SHORT PROBLEM — Wherever the string "structured" appears in a line, extract that line.

INFORMATION GIVEN —
****
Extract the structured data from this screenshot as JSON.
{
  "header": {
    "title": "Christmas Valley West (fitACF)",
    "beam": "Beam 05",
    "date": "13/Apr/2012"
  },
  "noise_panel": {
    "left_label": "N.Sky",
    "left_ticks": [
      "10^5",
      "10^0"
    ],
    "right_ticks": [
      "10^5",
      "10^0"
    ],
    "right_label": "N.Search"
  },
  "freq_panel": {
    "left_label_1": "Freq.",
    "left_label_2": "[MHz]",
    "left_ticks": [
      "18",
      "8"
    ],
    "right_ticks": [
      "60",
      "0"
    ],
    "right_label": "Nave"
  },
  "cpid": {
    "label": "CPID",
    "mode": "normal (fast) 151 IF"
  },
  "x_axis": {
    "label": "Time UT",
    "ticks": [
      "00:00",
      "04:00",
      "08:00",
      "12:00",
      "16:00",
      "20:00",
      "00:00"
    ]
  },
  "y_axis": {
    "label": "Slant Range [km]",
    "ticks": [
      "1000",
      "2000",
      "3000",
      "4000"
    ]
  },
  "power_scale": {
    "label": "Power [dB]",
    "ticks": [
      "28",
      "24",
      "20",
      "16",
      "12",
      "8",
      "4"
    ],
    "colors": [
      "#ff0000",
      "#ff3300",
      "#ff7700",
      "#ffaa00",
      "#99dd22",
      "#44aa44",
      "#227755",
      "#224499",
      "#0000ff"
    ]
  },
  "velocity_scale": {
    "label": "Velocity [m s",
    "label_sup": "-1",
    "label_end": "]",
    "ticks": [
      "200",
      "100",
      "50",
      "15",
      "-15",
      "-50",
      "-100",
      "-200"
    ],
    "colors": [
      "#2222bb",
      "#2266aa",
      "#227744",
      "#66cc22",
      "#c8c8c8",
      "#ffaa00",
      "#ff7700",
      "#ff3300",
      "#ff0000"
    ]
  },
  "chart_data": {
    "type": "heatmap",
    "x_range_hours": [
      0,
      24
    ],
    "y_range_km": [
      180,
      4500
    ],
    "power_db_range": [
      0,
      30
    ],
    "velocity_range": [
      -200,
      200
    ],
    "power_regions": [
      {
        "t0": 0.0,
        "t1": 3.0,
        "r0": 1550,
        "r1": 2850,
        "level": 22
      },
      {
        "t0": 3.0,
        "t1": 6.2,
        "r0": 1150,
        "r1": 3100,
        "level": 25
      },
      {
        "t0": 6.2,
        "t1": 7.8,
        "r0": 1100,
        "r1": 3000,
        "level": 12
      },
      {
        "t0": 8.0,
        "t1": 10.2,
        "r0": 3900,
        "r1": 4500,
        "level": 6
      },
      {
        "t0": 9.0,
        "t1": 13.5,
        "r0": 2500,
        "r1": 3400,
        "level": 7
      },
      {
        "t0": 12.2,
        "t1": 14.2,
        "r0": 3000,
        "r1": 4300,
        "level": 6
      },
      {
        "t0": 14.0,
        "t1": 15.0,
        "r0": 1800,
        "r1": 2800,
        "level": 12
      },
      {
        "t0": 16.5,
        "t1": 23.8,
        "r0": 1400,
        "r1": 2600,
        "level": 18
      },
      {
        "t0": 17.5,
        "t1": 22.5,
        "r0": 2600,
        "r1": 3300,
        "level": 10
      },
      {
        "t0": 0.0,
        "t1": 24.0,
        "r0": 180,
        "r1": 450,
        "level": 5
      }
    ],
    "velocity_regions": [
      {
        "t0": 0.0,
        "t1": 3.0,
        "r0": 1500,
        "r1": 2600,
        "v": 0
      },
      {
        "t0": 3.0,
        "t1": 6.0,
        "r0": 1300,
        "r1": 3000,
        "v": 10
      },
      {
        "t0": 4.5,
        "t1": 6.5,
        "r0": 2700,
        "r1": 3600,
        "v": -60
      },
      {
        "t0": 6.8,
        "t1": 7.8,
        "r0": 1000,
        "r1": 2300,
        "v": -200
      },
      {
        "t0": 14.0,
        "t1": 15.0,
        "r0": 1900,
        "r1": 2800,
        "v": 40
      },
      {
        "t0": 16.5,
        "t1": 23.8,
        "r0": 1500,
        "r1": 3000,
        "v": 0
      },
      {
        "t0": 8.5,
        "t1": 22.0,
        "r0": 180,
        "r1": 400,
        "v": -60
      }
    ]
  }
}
****
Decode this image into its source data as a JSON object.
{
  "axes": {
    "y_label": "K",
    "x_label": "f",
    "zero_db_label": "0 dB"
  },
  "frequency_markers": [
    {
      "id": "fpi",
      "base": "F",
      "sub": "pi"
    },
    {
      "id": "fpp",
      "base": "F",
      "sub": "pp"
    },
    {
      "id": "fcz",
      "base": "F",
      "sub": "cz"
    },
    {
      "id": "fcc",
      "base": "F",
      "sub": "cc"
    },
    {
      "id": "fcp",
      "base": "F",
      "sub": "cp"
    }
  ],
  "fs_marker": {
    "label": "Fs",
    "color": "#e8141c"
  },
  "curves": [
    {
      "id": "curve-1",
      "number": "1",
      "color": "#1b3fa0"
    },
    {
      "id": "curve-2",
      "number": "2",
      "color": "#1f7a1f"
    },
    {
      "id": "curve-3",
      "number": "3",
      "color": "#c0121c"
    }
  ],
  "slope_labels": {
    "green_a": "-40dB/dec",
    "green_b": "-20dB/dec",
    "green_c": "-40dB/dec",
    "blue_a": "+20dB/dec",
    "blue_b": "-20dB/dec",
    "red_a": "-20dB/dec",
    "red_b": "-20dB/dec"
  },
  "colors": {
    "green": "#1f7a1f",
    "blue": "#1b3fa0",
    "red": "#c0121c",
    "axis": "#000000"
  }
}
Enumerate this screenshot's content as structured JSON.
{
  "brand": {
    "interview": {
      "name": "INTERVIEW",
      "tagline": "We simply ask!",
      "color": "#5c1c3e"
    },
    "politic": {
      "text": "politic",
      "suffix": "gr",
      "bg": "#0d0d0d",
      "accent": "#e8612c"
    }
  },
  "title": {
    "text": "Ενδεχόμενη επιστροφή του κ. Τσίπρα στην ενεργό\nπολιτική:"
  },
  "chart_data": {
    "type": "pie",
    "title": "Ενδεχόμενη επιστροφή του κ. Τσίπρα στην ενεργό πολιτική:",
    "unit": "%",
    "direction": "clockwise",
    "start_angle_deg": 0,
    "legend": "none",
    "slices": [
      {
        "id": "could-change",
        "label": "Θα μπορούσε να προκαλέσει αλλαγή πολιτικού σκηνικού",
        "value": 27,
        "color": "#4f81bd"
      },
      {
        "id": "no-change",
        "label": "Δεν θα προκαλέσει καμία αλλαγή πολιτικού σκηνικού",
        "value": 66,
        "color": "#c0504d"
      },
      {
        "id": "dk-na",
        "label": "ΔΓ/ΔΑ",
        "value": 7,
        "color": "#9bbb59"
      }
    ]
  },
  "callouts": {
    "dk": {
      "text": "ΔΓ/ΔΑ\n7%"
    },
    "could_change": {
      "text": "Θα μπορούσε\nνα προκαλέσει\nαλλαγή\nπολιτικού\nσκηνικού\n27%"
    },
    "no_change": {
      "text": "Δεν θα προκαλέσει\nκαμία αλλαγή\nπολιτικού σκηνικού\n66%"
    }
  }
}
****
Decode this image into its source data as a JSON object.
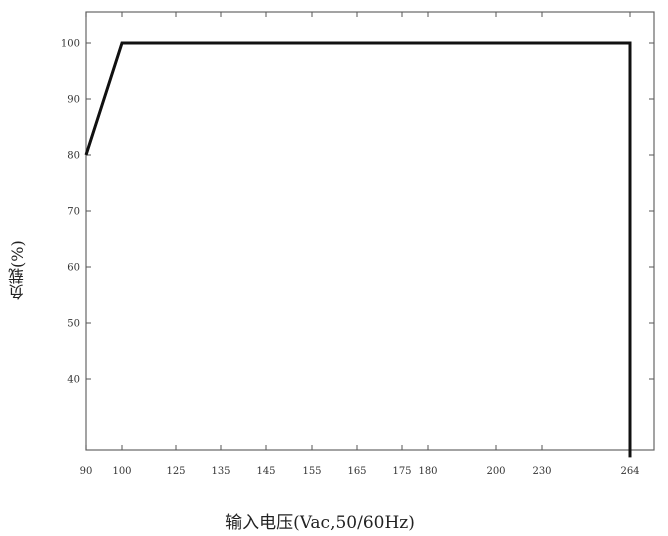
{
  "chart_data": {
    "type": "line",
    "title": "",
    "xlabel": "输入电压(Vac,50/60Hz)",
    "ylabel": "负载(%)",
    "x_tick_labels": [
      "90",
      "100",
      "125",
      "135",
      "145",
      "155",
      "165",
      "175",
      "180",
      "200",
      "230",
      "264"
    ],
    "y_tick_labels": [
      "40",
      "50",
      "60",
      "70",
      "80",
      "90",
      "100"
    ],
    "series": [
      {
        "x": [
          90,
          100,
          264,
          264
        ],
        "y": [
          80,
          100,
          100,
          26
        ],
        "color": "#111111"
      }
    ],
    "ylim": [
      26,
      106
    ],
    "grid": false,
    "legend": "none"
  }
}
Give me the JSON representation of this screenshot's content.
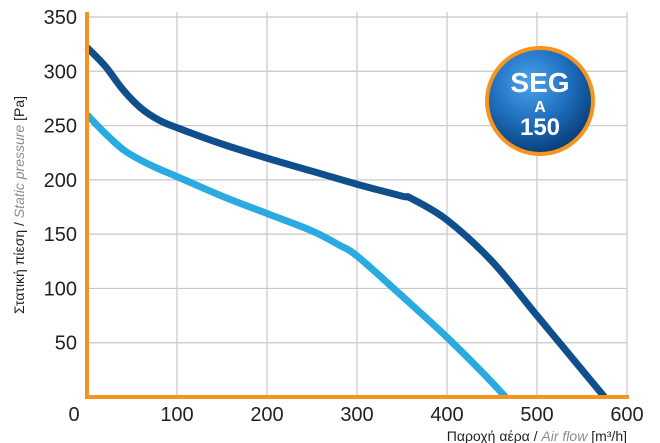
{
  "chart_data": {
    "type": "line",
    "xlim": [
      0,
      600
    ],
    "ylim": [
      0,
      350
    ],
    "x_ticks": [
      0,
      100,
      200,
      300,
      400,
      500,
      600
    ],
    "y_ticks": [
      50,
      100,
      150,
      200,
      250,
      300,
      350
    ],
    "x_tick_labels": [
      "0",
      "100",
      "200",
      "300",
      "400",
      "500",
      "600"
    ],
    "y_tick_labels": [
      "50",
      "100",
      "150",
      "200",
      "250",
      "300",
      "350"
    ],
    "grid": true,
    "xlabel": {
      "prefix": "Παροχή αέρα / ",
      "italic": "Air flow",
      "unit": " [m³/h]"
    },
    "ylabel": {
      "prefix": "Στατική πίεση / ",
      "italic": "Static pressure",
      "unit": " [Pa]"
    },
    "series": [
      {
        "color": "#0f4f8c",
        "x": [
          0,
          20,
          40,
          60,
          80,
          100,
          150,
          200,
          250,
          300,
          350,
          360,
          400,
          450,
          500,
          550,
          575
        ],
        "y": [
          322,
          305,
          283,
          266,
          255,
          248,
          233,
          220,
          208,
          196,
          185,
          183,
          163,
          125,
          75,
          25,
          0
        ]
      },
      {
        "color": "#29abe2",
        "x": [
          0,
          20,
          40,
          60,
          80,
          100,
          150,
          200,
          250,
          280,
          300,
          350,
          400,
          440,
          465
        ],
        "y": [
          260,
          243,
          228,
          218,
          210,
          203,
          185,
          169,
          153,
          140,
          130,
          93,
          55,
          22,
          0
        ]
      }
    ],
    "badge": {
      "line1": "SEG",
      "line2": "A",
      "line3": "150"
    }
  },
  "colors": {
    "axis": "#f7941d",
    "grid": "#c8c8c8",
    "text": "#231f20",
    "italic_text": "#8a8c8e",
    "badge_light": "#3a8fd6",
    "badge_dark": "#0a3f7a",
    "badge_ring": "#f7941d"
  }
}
****
EXERCISE OUTPUT —
Extract the structured data from this screenshot as JSON.
Enumerate this screenshot's content as structured JSON.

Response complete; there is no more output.